## What you will do
Output every entry exactly as written.

## Data for this task
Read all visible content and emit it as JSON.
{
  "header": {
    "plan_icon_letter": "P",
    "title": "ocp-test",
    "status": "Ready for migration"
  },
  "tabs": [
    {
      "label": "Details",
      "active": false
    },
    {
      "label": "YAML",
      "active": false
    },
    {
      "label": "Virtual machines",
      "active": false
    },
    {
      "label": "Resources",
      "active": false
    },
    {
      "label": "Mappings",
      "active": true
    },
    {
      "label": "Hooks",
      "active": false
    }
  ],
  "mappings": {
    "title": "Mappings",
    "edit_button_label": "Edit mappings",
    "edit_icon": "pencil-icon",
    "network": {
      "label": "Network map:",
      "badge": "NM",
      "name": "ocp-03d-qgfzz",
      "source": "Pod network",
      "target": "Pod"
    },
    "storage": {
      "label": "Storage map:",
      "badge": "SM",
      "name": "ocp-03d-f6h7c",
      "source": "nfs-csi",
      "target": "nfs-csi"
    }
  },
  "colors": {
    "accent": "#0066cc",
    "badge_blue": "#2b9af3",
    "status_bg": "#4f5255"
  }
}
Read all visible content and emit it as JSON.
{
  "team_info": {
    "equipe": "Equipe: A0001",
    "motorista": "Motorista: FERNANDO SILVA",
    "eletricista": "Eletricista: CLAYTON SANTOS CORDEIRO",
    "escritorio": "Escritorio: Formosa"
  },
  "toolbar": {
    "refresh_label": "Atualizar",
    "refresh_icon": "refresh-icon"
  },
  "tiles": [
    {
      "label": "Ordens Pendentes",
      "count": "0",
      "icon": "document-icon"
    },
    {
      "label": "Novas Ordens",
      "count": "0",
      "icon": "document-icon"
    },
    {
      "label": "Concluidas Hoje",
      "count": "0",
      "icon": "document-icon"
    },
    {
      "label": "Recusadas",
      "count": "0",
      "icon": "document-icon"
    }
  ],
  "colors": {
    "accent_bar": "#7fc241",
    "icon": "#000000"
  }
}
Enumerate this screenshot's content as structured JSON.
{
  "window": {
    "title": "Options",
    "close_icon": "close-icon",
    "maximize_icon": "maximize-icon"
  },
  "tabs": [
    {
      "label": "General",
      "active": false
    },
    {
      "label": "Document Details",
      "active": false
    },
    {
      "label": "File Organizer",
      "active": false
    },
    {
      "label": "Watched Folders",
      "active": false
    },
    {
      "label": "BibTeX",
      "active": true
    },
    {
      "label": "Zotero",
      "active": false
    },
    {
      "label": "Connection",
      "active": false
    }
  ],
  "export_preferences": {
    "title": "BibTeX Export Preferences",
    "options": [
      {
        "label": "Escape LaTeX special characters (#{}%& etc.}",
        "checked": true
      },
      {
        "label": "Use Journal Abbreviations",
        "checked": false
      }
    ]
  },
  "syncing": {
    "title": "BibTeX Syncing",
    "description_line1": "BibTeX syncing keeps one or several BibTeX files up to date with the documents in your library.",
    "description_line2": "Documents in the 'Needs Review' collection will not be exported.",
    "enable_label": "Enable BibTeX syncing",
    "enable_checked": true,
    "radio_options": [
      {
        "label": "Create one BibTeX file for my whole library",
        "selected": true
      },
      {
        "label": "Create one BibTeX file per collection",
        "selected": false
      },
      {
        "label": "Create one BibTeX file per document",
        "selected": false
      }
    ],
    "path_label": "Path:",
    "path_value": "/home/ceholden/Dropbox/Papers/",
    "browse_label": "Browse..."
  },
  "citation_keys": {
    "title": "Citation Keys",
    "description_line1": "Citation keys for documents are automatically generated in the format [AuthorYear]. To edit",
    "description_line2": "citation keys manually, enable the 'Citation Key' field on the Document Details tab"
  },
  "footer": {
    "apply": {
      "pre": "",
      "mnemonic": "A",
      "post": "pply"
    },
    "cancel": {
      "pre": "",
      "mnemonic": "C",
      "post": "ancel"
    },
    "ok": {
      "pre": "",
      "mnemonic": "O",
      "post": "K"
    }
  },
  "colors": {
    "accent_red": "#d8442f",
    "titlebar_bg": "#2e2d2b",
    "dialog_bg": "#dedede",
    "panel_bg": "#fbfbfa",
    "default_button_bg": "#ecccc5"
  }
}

## Final result
Read all visible content and emit it as JSON.
{
  "header": {
    "plan_icon_letter": "P",
    "title": "ocp-test",
    "status": "Ready for migration"
  },
  "tabs": [
    {
      "label": "Details",
      "active": false
    },
    {
      "label": "YAML",
      "active": false
    },
    {
      "label": "Virtual machines",
      "active": false
    },
    {
      "label": "Resources",
      "active": false
    },
    {
      "label": "Mappings",
      "active": true
    },
    {
      "label": "Hooks",
      "active": false
    }
  ],
  "mappings": {
    "title": "Mappings",
    "edit_button_label": "Edit mappings",
    "edit_icon": "pencil-icon",
    "network": {
      "label": "Network map:",
      "badge": "NM",
      "name": "ocp-03d-qgfzz",
      "source": "Pod network",
      "target": "Pod"
    },
    "storage": {
      "label": "Storage map:",
      "badge": "SM",
      "name": "ocp-03d-f6h7c",
      "source": "nfs-csi",
      "target": "nfs-csi"
    }
  },
  "colors": {
    "accent": "#0066cc",
    "badge_blue": "#2b9af3",
    "status_bg": "#4f5255"
  }
}
Read all visible content and emit it as JSON.
{
  "team_info": {
    "equipe": "Equipe: A0001",
    "motorista": "Motorista: FERNANDO SILVA",
    "eletricista": "Eletricista: CLAYTON SANTOS CORDEIRO",
    "escritorio": "Escritorio: Formosa"
  },
  "toolbar": {
    "refresh_label": "Atualizar",
    "refresh_icon": "refresh-icon"
  },
  "tiles": [
    {
      "label": "Ordens Pendentes",
      "count": "0",
      "icon": "document-icon"
    },
    {
      "label": "Novas Ordens",
      "count": "0",
      "icon": "document-icon"
    },
    {
      "label": "Concluidas Hoje",
      "count": "0",
      "icon": "document-icon"
    },
    {
      "label": "Recusadas",
      "count": "0",
      "icon": "document-icon"
    }
  ],
  "colors": {
    "accent_bar": "#7fc241",
    "icon": "#000000"
  }
}
Enumerate this screenshot's content as structured JSON.
{
  "window": {
    "title": "Options",
    "close_icon": "close-icon",
    "maximize_icon": "maximize-icon"
  },
  "tabs": [
    {
      "label": "General",
      "active": false
    },
    {
      "label": "Document Details",
      "active": false
    },
    {
      "label": "File Organizer",
      "active": false
    },
    {
      "label": "Watched Folders",
      "active": false
    },
    {
      "label": "BibTeX",
      "active": true
    },
    {
      "label": "Zotero",
      "active": false
    },
    {
      "label": "Connection",
      "active": false
    }
  ],
  "export_preferences": {
    "title": "BibTeX Export Preferences",
    "options": [
      {
        "label": "Escape LaTeX special characters (#{}%& etc.}",
        "checked": true
      },
      {
        "label": "Use Journal Abbreviations",
        "checked": false
      }
    ]
  },
  "syncing": {
    "title": "BibTeX Syncing",
    "description_line1": "BibTeX syncing keeps one or several BibTeX files up to date with the documents in your library.",
    "description_line2": "Documents in the 'Needs Review' collection will not be exported.",
    "enable_label": "Enable BibTeX syncing",
    "enable_checked": true,
    "radio_options": [
      {
        "label": "Create one BibTeX file for my whole library",
        "selected": true
      },
      {
        "label": "Create one BibTeX file per collection",
        "selected": false
      },
      {
        "label": "Create one BibTeX file per document",
        "selected": false
      }
    ],
    "path_label": "Path:",
    "path_value": "/home/ceholden/Dropbox/Papers/",
    "browse_label": "Browse..."
  },
  "citation_keys": {
    "title": "Citation Keys",
    "description_line1": "Citation keys for documents are automatically generated in the format [AuthorYear]. To edit",
    "description_line2": "citation keys manually, enable the 'Citation Key' field on the Document Details tab"
  },
  "footer": {
    "apply": {
      "pre": "",
      "mnemonic": "A",
      "post": "pply"
    },
    "cancel": {
      "pre": "",
      "mnemonic": "C",
      "post": "ancel"
    },
    "ok": {
      "pre": "",
      "mnemonic": "O",
      "post": "K"
    }
  },
  "colors": {
    "accent_red": "#d8442f",
    "titlebar_bg": "#2e2d2b",
    "dialog_bg": "#dedede",
    "panel_bg": "#fbfbfa",
    "default_button_bg": "#ecccc5"
  }
}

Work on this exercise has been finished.